**Entries from a visual dataset:**
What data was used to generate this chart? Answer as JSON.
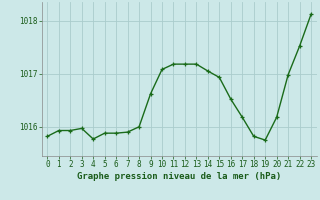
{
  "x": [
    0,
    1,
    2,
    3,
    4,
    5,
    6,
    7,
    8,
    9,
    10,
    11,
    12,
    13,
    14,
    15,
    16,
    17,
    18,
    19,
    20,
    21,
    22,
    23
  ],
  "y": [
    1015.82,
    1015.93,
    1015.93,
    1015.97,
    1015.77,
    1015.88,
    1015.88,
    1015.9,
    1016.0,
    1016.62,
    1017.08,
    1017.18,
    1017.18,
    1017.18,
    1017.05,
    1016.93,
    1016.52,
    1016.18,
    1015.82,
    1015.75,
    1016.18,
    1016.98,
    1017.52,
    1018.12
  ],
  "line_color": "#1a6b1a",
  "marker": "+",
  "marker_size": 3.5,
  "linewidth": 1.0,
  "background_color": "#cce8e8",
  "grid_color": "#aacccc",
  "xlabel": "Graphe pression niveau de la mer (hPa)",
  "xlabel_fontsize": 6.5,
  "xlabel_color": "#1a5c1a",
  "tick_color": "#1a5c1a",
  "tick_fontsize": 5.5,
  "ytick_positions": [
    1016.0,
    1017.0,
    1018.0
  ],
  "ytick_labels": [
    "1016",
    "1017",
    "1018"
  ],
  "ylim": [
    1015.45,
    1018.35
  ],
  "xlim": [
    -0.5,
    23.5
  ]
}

**Task objective:** Without the pictures, return the entries exactly as they appear.

**Complete output:**
What data was used to generate this chart? Answer as JSON.
{
  "x": [
    0,
    1,
    2,
    3,
    4,
    5,
    6,
    7,
    8,
    9,
    10,
    11,
    12,
    13,
    14,
    15,
    16,
    17,
    18,
    19,
    20,
    21,
    22,
    23
  ],
  "y": [
    1015.82,
    1015.93,
    1015.93,
    1015.97,
    1015.77,
    1015.88,
    1015.88,
    1015.9,
    1016.0,
    1016.62,
    1017.08,
    1017.18,
    1017.18,
    1017.18,
    1017.05,
    1016.93,
    1016.52,
    1016.18,
    1015.82,
    1015.75,
    1016.18,
    1016.98,
    1017.52,
    1018.12
  ],
  "line_color": "#1a6b1a",
  "marker": "+",
  "marker_size": 3.5,
  "linewidth": 1.0,
  "background_color": "#cce8e8",
  "grid_color": "#aacccc",
  "xlabel": "Graphe pression niveau de la mer (hPa)",
  "xlabel_fontsize": 6.5,
  "xlabel_color": "#1a5c1a",
  "tick_color": "#1a5c1a",
  "tick_fontsize": 5.5,
  "ytick_positions": [
    1016.0,
    1017.0,
    1018.0
  ],
  "ytick_labels": [
    "1016",
    "1017",
    "1018"
  ],
  "ylim": [
    1015.45,
    1018.35
  ],
  "xlim": [
    -0.5,
    23.5
  ]
}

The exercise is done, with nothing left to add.